Requirements ::
Using the listing below, select the lines with the word "هكمل" and copy them.

----- Data to process

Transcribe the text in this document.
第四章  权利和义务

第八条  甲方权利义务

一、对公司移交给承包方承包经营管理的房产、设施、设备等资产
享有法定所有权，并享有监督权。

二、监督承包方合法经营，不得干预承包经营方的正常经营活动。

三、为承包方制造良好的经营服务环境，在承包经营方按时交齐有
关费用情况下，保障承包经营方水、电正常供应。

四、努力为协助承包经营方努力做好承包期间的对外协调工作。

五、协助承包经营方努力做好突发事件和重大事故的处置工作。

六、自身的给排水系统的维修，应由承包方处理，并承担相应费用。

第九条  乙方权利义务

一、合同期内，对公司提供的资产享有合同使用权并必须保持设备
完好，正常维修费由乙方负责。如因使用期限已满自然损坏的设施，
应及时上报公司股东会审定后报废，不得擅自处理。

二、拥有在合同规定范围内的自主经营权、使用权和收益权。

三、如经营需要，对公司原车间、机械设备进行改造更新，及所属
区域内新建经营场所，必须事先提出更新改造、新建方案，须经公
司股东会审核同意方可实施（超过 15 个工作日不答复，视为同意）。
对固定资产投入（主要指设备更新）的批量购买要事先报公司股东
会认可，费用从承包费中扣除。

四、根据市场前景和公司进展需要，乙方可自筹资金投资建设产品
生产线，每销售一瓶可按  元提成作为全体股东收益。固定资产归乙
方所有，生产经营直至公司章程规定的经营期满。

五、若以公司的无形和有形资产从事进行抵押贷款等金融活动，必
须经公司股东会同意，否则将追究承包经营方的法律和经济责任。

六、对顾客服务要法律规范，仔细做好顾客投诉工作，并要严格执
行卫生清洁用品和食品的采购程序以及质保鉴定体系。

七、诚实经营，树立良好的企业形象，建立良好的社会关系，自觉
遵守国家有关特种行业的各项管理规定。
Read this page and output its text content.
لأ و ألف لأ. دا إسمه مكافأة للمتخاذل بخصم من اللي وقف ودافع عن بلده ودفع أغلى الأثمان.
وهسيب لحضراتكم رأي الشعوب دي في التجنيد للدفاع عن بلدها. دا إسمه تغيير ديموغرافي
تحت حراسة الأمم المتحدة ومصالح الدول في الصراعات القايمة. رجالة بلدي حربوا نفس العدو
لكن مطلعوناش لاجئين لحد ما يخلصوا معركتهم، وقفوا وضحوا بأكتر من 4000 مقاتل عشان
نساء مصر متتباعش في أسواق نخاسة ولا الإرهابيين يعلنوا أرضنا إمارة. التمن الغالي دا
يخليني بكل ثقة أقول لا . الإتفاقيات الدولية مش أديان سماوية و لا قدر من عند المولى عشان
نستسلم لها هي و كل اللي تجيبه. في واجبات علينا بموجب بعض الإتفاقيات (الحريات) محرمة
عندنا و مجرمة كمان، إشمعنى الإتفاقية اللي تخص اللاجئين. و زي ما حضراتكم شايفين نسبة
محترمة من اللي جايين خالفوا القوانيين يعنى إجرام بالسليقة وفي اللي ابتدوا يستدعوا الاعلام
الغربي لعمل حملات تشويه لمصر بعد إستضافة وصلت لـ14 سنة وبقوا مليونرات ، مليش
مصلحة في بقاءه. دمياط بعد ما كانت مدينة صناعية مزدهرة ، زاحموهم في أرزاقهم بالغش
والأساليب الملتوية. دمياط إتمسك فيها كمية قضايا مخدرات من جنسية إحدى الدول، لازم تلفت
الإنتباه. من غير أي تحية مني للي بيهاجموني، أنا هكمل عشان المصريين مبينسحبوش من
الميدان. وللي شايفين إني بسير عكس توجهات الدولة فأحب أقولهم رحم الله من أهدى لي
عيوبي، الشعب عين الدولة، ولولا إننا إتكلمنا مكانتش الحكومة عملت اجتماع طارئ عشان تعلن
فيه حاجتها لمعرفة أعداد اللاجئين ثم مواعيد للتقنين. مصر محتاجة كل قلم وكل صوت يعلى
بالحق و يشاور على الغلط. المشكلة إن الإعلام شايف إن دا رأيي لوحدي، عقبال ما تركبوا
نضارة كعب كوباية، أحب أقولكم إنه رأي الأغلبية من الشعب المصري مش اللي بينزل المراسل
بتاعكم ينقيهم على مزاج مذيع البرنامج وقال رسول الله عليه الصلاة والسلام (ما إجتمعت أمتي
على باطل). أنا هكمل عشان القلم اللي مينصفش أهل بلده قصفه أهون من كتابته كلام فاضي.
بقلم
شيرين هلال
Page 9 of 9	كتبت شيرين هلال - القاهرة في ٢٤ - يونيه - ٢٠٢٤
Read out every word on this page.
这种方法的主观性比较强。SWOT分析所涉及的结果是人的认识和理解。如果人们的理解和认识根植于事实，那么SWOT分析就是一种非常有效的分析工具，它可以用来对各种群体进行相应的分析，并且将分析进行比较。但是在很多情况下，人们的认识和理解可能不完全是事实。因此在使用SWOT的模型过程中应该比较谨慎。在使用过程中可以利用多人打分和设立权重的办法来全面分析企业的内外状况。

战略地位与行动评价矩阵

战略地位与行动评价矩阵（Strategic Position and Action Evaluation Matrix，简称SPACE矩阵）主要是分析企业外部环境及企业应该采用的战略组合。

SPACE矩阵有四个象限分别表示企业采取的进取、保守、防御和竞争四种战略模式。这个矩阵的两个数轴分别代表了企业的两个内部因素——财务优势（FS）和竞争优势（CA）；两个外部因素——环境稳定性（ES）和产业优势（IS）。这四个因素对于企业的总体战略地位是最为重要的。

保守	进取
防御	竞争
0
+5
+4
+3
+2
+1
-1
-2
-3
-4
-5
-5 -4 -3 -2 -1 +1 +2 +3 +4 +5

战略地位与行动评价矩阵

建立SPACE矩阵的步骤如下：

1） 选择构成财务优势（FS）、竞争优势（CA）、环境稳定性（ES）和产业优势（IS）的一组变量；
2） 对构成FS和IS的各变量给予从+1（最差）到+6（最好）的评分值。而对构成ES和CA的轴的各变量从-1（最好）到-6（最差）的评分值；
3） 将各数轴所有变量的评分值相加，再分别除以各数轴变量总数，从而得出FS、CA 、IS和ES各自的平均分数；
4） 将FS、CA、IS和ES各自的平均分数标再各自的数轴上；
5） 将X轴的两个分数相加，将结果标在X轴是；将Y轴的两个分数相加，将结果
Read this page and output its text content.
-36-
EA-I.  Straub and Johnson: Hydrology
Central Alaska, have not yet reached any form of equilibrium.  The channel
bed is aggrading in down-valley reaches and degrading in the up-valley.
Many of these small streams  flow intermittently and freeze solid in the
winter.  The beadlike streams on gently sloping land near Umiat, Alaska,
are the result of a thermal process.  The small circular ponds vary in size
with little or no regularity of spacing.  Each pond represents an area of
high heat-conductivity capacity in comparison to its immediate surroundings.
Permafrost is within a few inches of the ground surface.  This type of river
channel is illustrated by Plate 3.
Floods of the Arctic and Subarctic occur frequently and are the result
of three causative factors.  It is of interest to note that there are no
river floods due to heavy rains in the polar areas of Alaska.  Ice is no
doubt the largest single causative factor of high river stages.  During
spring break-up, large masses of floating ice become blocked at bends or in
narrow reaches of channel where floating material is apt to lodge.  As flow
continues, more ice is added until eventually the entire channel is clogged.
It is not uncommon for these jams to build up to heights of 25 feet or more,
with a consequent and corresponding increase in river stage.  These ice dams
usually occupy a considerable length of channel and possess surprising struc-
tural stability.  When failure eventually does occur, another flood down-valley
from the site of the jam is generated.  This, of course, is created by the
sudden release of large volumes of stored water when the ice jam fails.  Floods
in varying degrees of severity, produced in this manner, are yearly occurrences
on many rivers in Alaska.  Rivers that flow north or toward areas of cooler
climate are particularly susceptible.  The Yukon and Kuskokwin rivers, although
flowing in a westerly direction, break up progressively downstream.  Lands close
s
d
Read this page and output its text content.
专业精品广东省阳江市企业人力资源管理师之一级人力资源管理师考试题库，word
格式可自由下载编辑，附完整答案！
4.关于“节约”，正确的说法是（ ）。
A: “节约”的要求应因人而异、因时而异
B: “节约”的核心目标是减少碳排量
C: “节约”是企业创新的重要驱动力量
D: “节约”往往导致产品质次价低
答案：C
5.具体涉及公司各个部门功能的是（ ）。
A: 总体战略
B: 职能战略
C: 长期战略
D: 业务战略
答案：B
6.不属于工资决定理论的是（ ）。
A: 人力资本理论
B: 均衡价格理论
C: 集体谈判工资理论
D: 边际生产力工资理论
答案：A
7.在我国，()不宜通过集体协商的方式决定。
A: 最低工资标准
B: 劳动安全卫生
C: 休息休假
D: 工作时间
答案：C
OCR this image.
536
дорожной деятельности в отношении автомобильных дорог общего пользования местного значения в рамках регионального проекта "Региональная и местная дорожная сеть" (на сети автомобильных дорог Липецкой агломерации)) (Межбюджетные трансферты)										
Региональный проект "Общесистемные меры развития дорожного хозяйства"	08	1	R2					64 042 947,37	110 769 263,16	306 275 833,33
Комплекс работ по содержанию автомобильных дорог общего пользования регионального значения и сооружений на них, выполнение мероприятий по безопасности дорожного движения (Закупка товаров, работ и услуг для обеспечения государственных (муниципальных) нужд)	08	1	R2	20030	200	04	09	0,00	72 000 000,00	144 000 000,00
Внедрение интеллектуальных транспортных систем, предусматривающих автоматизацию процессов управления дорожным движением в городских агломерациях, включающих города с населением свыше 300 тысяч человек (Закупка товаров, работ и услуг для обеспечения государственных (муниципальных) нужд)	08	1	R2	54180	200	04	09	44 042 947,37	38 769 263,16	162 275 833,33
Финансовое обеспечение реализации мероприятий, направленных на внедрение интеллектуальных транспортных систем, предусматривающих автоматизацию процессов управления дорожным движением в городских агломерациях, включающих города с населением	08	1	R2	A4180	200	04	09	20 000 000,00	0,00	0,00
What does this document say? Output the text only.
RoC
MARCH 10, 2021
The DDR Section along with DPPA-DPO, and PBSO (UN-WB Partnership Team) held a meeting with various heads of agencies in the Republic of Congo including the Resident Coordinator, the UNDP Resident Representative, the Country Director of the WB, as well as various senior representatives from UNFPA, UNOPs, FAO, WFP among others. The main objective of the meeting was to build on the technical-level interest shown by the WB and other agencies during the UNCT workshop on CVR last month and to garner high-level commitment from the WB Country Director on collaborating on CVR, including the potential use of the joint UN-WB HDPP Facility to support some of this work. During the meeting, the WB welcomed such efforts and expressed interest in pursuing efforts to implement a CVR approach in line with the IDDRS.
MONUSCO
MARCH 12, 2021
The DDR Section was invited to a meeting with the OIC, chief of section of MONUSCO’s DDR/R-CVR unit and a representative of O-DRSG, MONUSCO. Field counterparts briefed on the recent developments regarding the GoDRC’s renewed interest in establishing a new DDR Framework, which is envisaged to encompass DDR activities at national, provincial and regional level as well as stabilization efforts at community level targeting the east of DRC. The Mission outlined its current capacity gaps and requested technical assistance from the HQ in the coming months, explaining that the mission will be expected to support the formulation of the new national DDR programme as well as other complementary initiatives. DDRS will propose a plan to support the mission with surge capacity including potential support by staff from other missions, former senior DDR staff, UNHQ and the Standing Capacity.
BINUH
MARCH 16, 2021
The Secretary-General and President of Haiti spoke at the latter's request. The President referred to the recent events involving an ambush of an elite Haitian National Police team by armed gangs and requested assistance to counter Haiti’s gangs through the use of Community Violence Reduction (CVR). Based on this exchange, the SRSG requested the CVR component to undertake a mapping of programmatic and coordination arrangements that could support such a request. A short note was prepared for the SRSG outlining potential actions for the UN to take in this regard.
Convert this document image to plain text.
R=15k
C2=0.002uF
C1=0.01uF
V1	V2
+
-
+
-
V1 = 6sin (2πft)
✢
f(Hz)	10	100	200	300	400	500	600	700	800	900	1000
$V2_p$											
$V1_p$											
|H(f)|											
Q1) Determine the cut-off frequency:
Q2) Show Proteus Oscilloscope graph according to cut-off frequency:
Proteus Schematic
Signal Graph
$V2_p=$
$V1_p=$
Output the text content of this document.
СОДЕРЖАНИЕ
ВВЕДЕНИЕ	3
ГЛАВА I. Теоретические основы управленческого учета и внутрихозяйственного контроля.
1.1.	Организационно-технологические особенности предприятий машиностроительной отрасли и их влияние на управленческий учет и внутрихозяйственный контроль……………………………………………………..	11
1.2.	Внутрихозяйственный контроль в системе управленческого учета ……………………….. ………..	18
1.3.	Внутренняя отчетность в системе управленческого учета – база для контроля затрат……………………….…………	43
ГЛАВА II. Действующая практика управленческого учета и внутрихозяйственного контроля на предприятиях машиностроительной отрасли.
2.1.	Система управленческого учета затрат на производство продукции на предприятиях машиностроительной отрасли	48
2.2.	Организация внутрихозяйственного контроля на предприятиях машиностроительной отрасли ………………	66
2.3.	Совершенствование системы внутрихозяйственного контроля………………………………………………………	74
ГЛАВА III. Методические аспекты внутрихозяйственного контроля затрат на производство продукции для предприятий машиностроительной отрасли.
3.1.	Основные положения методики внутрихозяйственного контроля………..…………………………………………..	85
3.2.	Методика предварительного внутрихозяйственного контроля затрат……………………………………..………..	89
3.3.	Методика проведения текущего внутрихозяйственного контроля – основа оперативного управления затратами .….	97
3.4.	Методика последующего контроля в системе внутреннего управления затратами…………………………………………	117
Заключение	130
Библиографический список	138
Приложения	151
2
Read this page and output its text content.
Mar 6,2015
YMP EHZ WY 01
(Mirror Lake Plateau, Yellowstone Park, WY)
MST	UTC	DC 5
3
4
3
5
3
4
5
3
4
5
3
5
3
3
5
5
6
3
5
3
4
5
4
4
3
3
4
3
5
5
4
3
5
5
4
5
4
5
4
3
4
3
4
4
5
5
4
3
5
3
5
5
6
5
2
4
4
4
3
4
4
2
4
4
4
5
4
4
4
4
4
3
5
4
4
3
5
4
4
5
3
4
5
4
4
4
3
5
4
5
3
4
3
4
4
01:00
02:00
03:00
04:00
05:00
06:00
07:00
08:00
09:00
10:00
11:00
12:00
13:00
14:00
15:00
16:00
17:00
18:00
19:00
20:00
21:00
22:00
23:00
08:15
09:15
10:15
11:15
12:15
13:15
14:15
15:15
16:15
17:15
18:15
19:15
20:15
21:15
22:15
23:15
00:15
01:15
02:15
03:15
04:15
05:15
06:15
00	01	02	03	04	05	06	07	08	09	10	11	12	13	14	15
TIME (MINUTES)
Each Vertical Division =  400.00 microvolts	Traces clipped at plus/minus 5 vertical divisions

----------

Solution to the problem ::
الإنتباه. من غير أي تحية مني للي بيهاجموني، أنا هكمل عشان المصريين مبينسحبوش من
على باطل). أنا هكمل عشان القلم اللي مينصفش أهل بلده قصفه أهون من كتابته كلام فاضي.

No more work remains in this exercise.